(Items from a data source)
=====

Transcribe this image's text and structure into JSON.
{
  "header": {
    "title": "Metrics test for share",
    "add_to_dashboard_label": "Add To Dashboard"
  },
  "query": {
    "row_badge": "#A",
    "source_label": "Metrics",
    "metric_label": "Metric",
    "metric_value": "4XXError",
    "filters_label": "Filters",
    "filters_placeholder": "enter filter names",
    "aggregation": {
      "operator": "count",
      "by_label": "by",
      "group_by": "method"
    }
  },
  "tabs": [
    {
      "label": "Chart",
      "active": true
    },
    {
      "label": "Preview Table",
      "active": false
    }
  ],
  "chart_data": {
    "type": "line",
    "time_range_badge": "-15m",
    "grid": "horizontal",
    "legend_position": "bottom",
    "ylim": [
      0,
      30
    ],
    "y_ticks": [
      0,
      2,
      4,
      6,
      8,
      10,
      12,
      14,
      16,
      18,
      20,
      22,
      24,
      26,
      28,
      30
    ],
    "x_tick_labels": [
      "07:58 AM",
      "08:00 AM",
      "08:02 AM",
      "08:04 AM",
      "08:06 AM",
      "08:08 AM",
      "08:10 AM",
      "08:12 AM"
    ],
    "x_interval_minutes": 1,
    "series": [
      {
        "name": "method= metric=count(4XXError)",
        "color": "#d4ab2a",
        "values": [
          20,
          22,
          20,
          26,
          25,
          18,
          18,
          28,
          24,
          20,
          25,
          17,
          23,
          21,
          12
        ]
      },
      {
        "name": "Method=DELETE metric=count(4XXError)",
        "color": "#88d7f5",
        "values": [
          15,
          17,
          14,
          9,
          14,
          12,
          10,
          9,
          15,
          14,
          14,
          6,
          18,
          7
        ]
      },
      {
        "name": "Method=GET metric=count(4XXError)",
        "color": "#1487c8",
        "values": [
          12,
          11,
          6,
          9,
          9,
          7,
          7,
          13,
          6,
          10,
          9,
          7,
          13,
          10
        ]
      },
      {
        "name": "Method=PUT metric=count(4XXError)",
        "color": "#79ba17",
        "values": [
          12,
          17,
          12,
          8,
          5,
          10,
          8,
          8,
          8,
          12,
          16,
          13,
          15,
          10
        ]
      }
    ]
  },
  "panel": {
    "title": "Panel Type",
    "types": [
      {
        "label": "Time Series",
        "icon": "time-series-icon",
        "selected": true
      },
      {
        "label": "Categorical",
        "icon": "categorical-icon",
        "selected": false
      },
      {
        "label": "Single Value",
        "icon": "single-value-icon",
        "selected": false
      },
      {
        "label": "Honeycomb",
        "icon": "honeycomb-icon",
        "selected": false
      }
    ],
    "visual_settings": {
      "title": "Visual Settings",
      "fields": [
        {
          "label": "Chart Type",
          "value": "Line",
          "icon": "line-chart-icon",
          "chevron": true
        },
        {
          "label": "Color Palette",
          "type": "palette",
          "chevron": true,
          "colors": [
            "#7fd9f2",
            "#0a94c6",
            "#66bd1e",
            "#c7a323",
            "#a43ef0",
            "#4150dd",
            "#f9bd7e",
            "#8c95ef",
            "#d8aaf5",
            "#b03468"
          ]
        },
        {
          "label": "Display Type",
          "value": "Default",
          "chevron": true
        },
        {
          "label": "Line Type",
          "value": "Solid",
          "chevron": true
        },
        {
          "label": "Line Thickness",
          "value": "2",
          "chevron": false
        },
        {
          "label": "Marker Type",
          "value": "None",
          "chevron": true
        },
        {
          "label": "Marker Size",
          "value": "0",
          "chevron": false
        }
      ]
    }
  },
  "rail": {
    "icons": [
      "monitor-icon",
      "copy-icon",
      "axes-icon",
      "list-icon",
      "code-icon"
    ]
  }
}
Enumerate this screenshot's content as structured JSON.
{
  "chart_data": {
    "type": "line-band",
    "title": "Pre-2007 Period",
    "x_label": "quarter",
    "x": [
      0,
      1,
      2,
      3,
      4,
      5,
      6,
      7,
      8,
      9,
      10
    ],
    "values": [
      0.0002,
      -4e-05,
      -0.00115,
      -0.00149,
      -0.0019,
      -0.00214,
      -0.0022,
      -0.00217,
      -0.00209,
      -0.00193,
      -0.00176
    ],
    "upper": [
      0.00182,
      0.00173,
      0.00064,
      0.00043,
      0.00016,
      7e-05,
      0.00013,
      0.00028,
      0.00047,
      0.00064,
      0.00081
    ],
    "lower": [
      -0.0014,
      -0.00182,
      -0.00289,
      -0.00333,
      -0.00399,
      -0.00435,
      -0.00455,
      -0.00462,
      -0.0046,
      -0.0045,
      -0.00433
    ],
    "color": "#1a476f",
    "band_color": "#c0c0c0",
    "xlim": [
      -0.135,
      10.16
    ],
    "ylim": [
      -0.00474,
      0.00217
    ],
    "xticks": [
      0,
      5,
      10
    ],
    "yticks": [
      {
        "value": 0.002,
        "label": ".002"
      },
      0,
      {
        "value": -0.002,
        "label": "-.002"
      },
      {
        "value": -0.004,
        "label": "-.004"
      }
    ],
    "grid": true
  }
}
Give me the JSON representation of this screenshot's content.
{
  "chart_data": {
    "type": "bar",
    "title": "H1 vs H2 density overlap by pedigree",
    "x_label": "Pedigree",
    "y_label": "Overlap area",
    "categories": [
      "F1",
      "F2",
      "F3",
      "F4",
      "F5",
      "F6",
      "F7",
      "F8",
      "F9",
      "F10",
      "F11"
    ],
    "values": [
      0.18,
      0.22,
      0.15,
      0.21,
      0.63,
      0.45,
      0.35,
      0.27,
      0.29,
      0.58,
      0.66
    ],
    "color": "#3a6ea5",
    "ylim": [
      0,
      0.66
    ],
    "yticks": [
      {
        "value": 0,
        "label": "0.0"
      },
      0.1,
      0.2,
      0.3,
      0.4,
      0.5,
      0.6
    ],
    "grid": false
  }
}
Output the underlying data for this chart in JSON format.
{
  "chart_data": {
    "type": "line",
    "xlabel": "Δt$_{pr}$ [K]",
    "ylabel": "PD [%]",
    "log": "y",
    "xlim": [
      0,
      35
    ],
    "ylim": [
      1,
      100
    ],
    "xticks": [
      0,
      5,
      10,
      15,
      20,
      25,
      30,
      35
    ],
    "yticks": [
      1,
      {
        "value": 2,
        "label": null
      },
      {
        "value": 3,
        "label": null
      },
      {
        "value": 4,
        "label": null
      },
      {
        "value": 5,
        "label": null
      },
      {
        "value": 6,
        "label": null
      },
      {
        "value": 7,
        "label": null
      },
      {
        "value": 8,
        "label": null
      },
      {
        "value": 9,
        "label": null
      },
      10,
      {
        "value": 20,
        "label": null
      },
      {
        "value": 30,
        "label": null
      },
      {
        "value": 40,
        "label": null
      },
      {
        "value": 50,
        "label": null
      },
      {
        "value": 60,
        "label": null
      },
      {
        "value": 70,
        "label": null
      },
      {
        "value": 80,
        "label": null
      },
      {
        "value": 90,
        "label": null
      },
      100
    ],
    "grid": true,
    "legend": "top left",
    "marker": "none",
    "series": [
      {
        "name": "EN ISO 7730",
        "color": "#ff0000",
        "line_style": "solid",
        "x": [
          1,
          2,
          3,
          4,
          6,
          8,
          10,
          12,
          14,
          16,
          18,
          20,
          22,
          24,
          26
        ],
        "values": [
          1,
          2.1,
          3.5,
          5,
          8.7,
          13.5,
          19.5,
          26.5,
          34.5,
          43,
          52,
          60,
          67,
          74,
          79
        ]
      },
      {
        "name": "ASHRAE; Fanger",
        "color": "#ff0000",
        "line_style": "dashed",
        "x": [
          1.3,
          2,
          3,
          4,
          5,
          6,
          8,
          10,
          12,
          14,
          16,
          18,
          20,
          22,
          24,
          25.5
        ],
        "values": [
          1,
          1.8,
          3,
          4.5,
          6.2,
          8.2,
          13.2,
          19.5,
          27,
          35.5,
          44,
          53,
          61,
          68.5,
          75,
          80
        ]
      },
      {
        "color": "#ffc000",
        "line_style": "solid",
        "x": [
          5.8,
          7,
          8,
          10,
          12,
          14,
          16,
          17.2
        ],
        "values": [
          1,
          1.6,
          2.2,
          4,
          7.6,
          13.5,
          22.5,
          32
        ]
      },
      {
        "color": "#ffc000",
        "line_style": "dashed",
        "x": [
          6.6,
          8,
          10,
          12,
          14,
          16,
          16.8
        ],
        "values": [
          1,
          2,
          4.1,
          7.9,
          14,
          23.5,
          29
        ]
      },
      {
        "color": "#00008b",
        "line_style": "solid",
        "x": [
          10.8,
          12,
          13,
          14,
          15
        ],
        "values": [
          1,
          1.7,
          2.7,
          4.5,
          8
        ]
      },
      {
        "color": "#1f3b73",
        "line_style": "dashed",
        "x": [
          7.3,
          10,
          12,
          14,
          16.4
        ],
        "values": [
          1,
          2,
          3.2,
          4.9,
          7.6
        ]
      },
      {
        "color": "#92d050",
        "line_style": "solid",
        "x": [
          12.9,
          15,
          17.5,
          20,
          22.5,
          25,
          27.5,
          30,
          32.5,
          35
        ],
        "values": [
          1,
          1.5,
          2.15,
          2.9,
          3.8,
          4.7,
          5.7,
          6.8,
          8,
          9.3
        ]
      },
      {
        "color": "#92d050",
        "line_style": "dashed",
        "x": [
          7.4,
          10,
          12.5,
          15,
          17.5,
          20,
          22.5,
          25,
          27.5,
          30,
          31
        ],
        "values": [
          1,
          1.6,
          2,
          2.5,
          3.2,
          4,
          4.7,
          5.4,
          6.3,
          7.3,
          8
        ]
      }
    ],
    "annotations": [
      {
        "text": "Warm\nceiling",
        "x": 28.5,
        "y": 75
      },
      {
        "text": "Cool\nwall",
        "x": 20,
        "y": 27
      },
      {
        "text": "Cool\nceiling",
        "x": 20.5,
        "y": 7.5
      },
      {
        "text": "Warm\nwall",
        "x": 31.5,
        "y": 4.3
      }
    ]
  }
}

=====

WHAT TO DO
Using the listing, copy every line where the word "grid" shows up.

RESPONSE TO THIS TASK
    "grid": "horizontal",
    "grid": true
    "grid": false
    "grid": true,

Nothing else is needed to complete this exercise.